Output all the entries word for word. Omit the pictures.

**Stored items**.
---+---
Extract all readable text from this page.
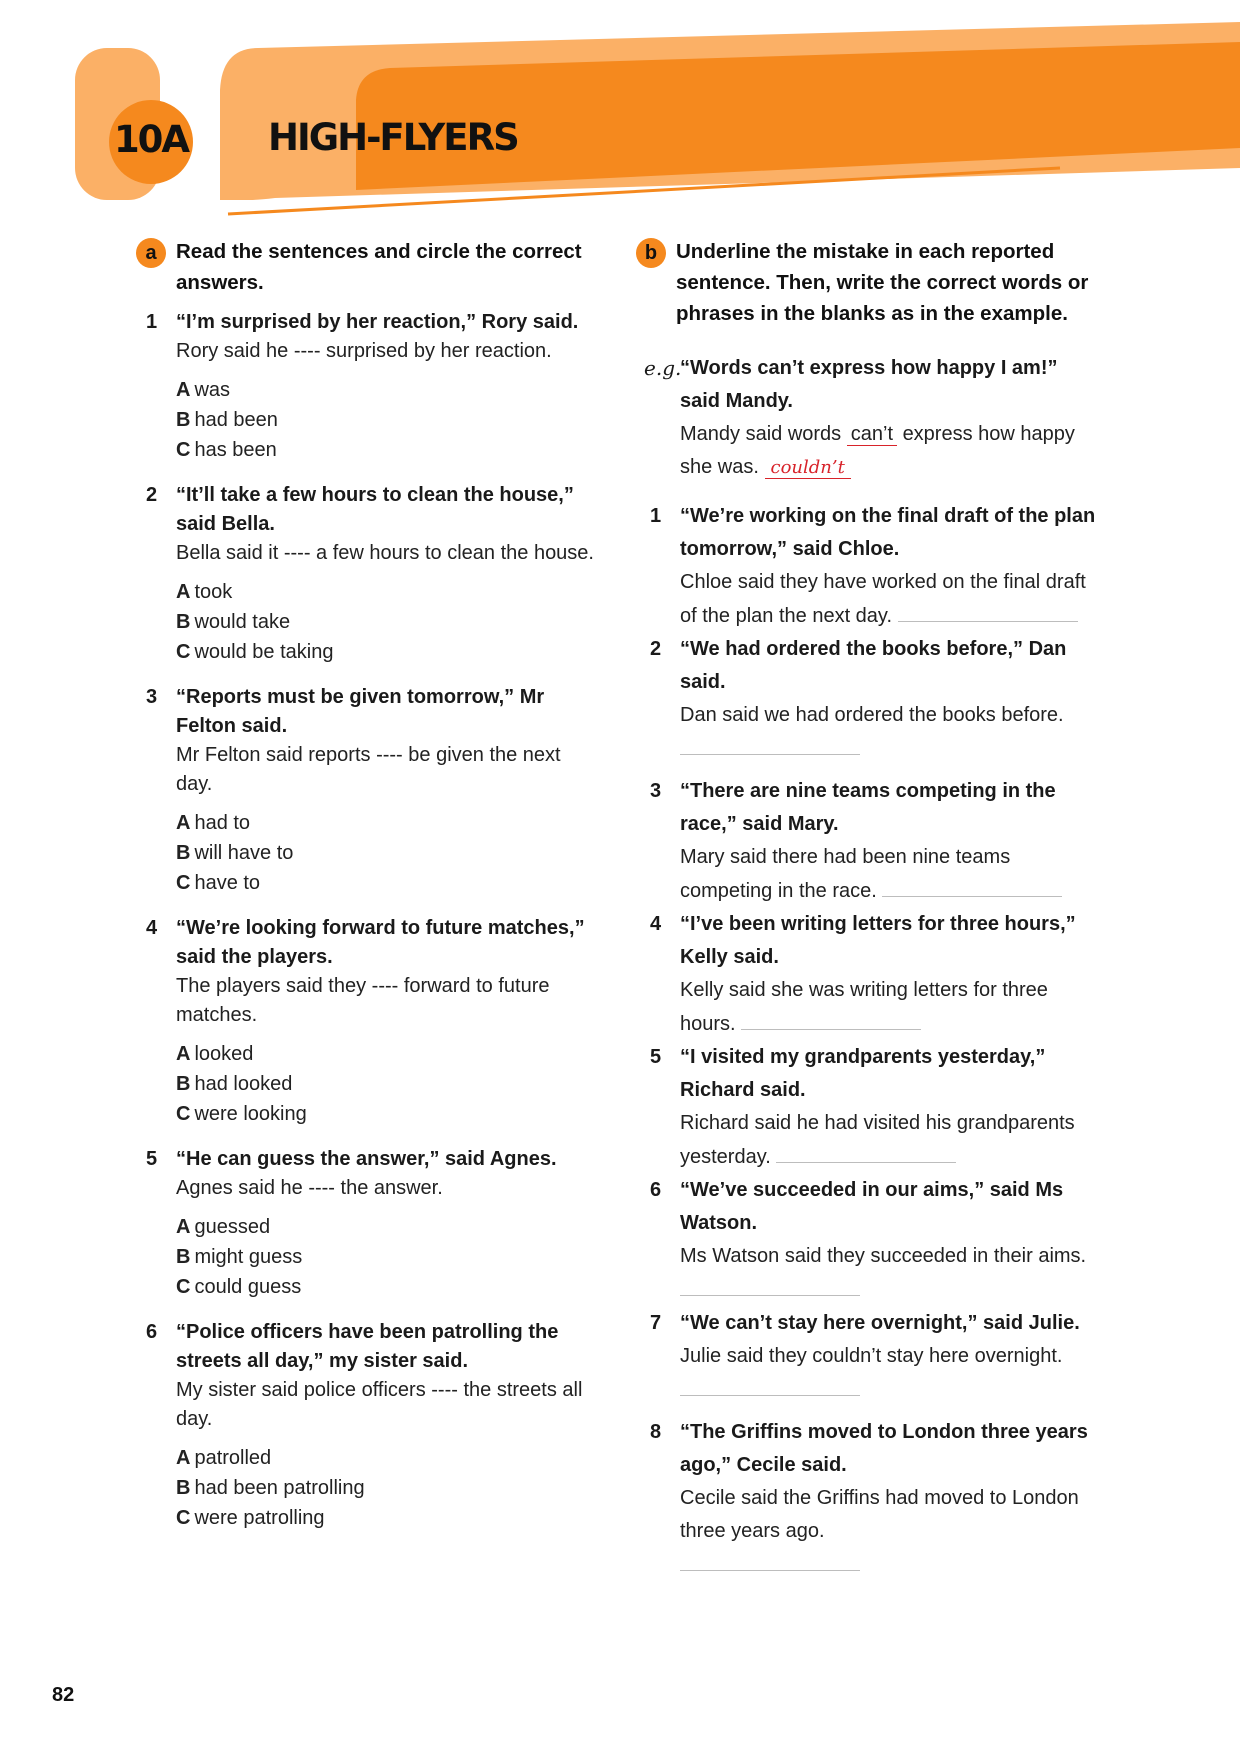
10A HIGH-FLYERS
a Read the sentences and circle the correct answers.
1 “I’m surprised by her reaction,” Rory said.
Rory said he ---- surprised by her reaction.
A was
B had been
C has been
2 “It’ll take a few hours to clean the house,” said Bella.
Bella said it ---- a few hours to clean the house.
A took
B would take
C would be taking
3 “Reports must be given tomorrow,” Mr Felton said.
Mr Felton said reports ---- be given the next day.
A had to
B will have to
C have to
4 “We’re looking forward to future matches,” said the players.
The players said they ---- forward to future matches.
A looked
B had looked
C were looking
5 “He can guess the answer,” said Agnes.
Agnes said he ---- the answer.
A guessed
B might guess
C could guess
6 “Police officers have been patrolling the streets all day,” my sister said.
My sister said police officers ---- the streets all day.
A patrolled
B had been patrolling
C were patrolling
b Underline the mistake in each reported sentence. Then, write the correct words or phrases in the blanks as in the example.
e.g.
“Words can’t express how happy I am!” said Mandy.
Mandy said words can’t express how happy she was. couldn’t
1 “We’re working on the final draft of the plan tomorrow,” said Chloe.
Chloe said they have worked on the final draft of the plan the next day.
2 “We had ordered the books before,” Dan said.
Dan said we had ordered the books before.
3 “There are nine teams competing in the race,” said Mary.
Mary said there had been nine teams competing in the race.
4 “I’ve been writing letters for three hours,” Kelly said.
Kelly said she was writing letters for three hours.
5 “I visited my grandparents yesterday,” Richard said.
Richard said he had visited his grandparents yesterday.
6 “We’ve succeeded in our aims,” said Ms Watson.
Ms Watson said they succeeded in their aims.
7 “We can’t stay here overnight,” said Julie.
Julie said they couldn’t stay here overnight.
8 “The Griffins moved to London three years ago,” Cecile said.
Cecile said the Griffins had moved to London three years ago.
82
---+---
**The completed task**.
Extract all readable text from this page.
10A HIGH-FLYERS
a Read the sentences and circle the correct answers.
1 “I’m surprised by her reaction,” Rory said.
Rory said he ---- surprised by her reaction.
A was
B had been
C has been
2 “It’ll take a few hours to clean the house,” said Bella.
Bella said it ---- a few hours to clean the house.
A took
B would take
C would be taking
3 “Reports must be given tomorrow,” Mr Felton said.
Mr Felton said reports ---- be given the next day.
A had to
B will have to
C have to
4 “We’re looking forward to future matches,” said the players.
The players said they ---- forward to future matches.
A looked
B had looked
C were looking
5 “He can guess the answer,” said Agnes.
Agnes said he ---- the answer.
A guessed
B might guess
C could guess
6 “Police officers have been patrolling the streets all day,” my sister said.
My sister said police officers ---- the streets all day.
A patrolled
B had been patrolling
C were patrolling
b Underline the mistake in each reported sentence. Then, write the correct words or phrases in the blanks as in the example.
e.g.
“Words can’t express how happy I am!” said Mandy.
Mandy said words can’t express how happy she was. couldn’t
1 “We’re working on the final draft of the plan tomorrow,” said Chloe.
Chloe said they have worked on the final draft of the plan the next day.
2 “We had ordered the books before,” Dan said.
Dan said we had ordered the books before.
3 “There are nine teams competing in the race,” said Mary.
Mary said there had been nine teams competing in the race.
4 “I’ve been writing letters for three hours,” Kelly said.
Kelly said she was writing letters for three hours.
5 “I visited my grandparents yesterday,” Richard said.
Richard said he had visited his grandparents yesterday.
6 “We’ve succeeded in our aims,” said Ms Watson.
Ms Watson said they succeeded in their aims.
7 “We can’t stay here overnight,” said Julie.
Julie said they couldn’t stay here overnight.
8 “The Griffins moved to London three years ago,” Cecile said.
Cecile said the Griffins had moved to London three years ago.
82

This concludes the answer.